─── Record list ───
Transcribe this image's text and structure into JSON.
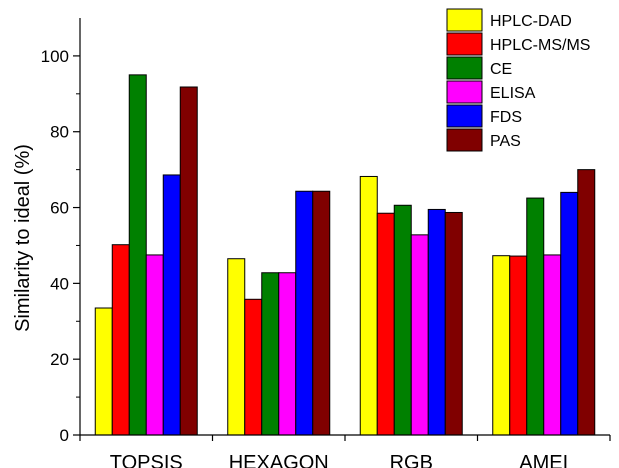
{
  "chart_data": {
    "type": "bar",
    "title": "",
    "xlabel": "",
    "ylabel": "Similarity to ideal (%)",
    "ylim": [
      0,
      110
    ],
    "yticks": [
      0,
      20,
      40,
      60,
      80,
      100
    ],
    "grid": false,
    "legend_position": "top-right",
    "categories": [
      "TOPSIS",
      "HEXAGON",
      "RGB",
      "AMEI"
    ],
    "series": [
      {
        "name": "HPLC-DAD",
        "color": "#ffff00",
        "values": [
          33.5,
          46.5,
          68.2,
          47.3
        ]
      },
      {
        "name": "HPLC-MS/MS",
        "color": "#ff0000",
        "values": [
          50.2,
          35.8,
          58.5,
          47.2
        ]
      },
      {
        "name": "CE",
        "color": "#008000",
        "values": [
          95.0,
          42.8,
          60.6,
          62.5
        ]
      },
      {
        "name": "ELISA",
        "color": "#ff00ff",
        "values": [
          47.5,
          42.8,
          52.8,
          47.5
        ]
      },
      {
        "name": "FDS",
        "color": "#0000ff",
        "values": [
          68.6,
          64.3,
          59.5,
          64.0
        ]
      },
      {
        "name": "PAS",
        "color": "#800000",
        "values": [
          91.8,
          64.3,
          58.7,
          70.0
        ]
      }
    ]
  }
}
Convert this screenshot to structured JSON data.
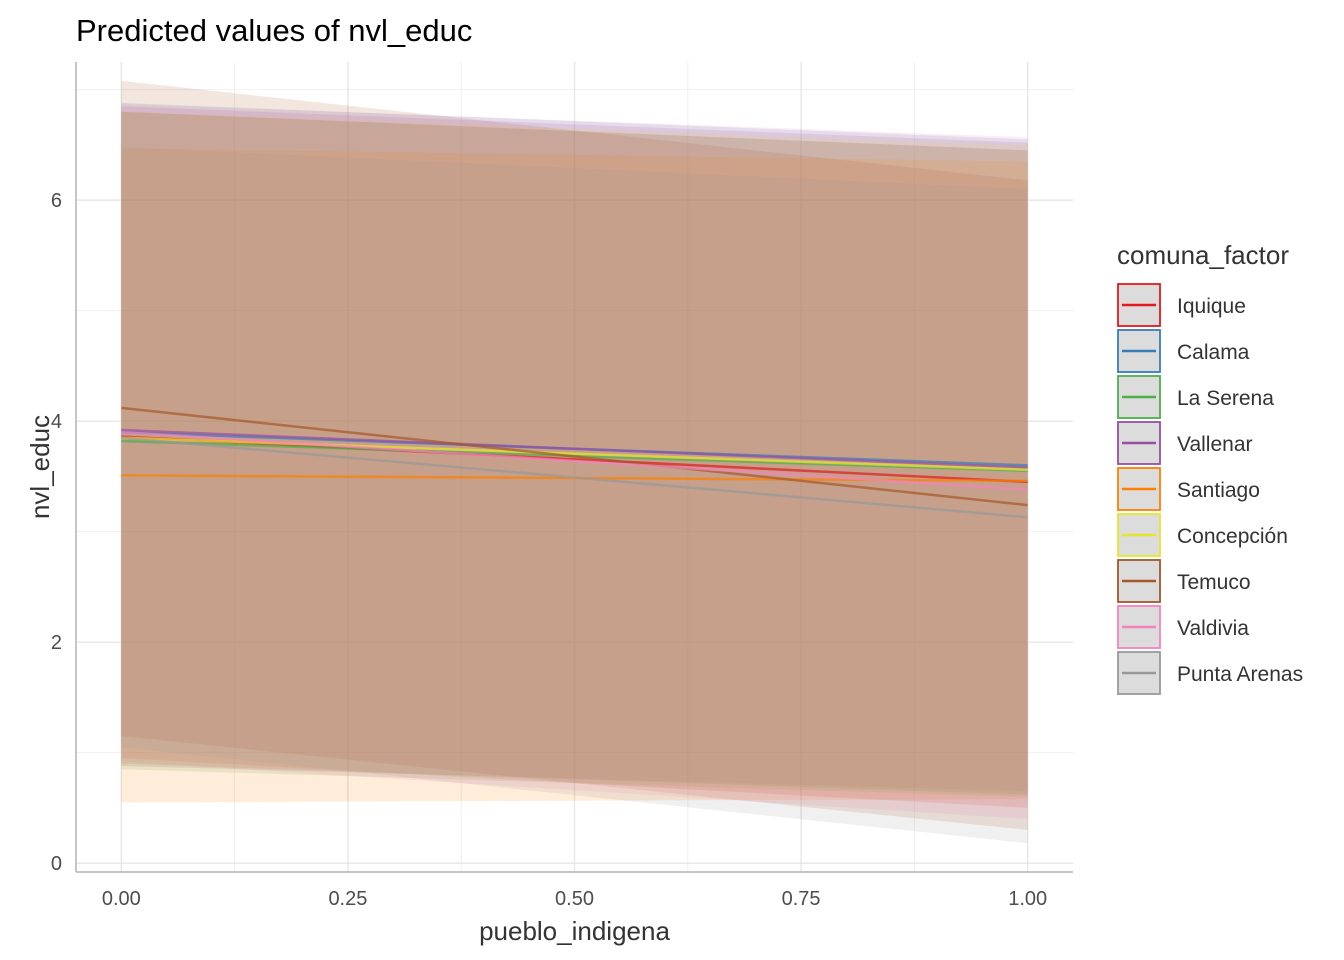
───
(Work to do): Copy all the entries word for word. Omit any pictures.

(Solution for this problem):
Transcribe this image's text and structure into JSON.
{
  "chart_data": {
    "type": "bar",
    "title": "",
    "xlabel": "",
    "ylabel": "Similarity to ideal (%)",
    "ylim": [
      0,
      110
    ],
    "yticks": [
      0,
      20,
      40,
      60,
      80,
      100
    ],
    "grid": false,
    "legend_position": "top-right",
    "categories": [
      "TOPSIS",
      "HEXAGON",
      "RGB",
      "AMEI"
    ],
    "series": [
      {
        "name": "HPLC-DAD",
        "color": "#ffff00",
        "values": [
          33.5,
          46.5,
          68.2,
          47.3
        ]
      },
      {
        "name": "HPLC-MS/MS",
        "color": "#ff0000",
        "values": [
          50.2,
          35.8,
          58.5,
          47.2
        ]
      },
      {
        "name": "CE",
        "color": "#008000",
        "values": [
          95.0,
          42.8,
          60.6,
          62.5
        ]
      },
      {
        "name": "ELISA",
        "color": "#ff00ff",
        "values": [
          47.5,
          42.8,
          52.8,
          47.5
        ]
      },
      {
        "name": "FDS",
        "color": "#0000ff",
        "values": [
          68.6,
          64.3,
          59.5,
          64.0
        ]
      },
      {
        "name": "PAS",
        "color": "#800000",
        "values": [
          91.8,
          64.3,
          58.7,
          70.0
        ]
      }
    ]
  }
}
Convert this screenshot to structured JSON data.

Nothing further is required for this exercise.